What this task involves: State the number of lines below in which the word "title" appears. Nothing else belongs in the answer.

Exercise material:
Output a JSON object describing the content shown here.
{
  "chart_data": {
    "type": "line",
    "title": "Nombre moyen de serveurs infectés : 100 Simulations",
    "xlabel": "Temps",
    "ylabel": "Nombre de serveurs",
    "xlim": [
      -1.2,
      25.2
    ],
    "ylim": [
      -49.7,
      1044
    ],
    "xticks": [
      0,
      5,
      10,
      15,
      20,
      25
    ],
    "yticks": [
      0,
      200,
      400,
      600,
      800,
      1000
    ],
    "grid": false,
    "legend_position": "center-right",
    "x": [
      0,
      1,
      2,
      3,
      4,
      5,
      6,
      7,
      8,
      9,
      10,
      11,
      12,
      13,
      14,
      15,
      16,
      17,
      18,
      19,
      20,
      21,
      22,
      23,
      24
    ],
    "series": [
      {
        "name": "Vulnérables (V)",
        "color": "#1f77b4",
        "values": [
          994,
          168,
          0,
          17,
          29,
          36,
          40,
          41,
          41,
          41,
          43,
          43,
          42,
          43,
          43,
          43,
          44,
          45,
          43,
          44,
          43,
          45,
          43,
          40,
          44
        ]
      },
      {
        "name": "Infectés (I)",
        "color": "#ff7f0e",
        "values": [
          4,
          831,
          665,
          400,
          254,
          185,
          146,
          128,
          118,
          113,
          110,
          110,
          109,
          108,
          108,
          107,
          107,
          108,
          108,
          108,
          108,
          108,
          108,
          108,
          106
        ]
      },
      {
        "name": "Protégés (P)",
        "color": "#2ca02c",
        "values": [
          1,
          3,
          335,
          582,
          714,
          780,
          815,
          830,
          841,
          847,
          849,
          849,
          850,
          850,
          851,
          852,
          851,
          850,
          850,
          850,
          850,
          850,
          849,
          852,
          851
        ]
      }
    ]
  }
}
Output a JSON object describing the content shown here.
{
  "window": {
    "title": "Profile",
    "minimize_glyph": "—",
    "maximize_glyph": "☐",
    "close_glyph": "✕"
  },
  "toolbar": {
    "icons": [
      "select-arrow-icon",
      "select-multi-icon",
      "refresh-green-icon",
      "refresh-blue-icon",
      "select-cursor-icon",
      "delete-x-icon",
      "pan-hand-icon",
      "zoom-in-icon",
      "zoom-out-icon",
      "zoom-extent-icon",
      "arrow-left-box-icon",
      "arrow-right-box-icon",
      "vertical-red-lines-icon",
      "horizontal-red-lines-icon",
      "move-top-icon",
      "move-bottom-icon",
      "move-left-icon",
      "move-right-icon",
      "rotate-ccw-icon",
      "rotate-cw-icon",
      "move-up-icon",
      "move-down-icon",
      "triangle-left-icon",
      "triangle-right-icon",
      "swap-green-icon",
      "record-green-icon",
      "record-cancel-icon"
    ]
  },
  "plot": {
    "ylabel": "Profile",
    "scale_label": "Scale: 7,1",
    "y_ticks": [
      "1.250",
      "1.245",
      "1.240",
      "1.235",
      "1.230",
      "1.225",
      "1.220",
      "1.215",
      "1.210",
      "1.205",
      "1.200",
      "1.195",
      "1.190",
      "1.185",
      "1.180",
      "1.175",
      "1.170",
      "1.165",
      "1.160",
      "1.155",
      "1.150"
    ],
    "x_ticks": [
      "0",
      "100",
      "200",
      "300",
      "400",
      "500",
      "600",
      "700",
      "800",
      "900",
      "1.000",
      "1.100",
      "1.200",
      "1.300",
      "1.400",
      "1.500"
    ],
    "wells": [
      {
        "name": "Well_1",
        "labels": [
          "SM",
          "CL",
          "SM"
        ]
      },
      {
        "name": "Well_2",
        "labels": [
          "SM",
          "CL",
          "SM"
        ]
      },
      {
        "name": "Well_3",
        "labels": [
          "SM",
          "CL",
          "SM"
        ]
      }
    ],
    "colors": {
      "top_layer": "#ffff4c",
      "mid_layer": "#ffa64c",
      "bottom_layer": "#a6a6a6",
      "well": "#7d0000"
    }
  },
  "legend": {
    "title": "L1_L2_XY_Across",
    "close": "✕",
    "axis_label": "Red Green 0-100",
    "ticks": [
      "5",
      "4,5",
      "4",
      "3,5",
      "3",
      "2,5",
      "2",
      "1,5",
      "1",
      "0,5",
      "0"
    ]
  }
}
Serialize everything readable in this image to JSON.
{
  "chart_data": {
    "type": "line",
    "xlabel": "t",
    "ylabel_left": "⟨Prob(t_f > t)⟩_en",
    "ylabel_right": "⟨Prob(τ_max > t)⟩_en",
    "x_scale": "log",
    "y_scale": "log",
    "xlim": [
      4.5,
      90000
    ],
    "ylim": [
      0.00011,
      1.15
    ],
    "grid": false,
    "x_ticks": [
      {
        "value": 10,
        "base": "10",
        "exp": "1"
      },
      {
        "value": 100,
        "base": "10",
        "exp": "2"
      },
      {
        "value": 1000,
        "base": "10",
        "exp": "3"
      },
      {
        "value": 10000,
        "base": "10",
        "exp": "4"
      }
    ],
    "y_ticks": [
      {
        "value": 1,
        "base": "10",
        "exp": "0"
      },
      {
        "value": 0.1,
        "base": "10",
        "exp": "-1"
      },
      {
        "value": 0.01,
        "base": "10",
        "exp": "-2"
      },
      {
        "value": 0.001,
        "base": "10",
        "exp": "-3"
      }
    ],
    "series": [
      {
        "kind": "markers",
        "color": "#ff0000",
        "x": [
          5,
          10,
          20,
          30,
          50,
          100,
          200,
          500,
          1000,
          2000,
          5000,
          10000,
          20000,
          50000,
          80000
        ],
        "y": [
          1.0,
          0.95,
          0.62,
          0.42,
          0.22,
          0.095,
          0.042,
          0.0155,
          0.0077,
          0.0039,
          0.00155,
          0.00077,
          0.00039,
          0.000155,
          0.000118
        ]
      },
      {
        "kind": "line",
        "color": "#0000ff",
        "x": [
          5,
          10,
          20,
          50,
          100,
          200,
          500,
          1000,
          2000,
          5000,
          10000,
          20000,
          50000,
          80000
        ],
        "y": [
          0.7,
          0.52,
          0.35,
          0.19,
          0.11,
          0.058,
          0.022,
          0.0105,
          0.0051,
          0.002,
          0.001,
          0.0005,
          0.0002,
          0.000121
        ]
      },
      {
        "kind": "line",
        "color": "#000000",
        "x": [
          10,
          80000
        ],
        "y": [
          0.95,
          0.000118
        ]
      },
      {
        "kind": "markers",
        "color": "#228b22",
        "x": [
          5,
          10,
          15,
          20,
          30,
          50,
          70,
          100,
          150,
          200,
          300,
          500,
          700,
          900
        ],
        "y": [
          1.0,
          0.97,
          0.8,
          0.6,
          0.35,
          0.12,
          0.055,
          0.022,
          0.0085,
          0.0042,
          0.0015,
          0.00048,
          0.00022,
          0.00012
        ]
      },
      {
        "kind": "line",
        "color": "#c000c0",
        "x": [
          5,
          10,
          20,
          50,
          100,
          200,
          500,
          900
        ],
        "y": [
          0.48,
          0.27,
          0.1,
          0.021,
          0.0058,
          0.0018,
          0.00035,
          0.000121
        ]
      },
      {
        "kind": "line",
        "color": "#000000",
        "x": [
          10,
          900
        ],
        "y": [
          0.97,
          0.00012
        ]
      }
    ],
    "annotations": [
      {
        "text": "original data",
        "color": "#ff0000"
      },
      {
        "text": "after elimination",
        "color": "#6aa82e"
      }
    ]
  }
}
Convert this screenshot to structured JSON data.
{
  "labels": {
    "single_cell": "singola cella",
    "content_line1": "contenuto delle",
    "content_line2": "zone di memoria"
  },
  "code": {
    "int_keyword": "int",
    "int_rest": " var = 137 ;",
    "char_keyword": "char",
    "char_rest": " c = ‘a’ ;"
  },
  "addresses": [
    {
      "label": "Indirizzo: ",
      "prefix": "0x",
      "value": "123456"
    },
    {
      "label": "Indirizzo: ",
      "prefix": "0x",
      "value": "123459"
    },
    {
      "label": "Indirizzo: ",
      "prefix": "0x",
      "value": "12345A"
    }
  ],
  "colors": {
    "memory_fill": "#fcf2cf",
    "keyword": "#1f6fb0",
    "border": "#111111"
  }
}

Answer in full: 3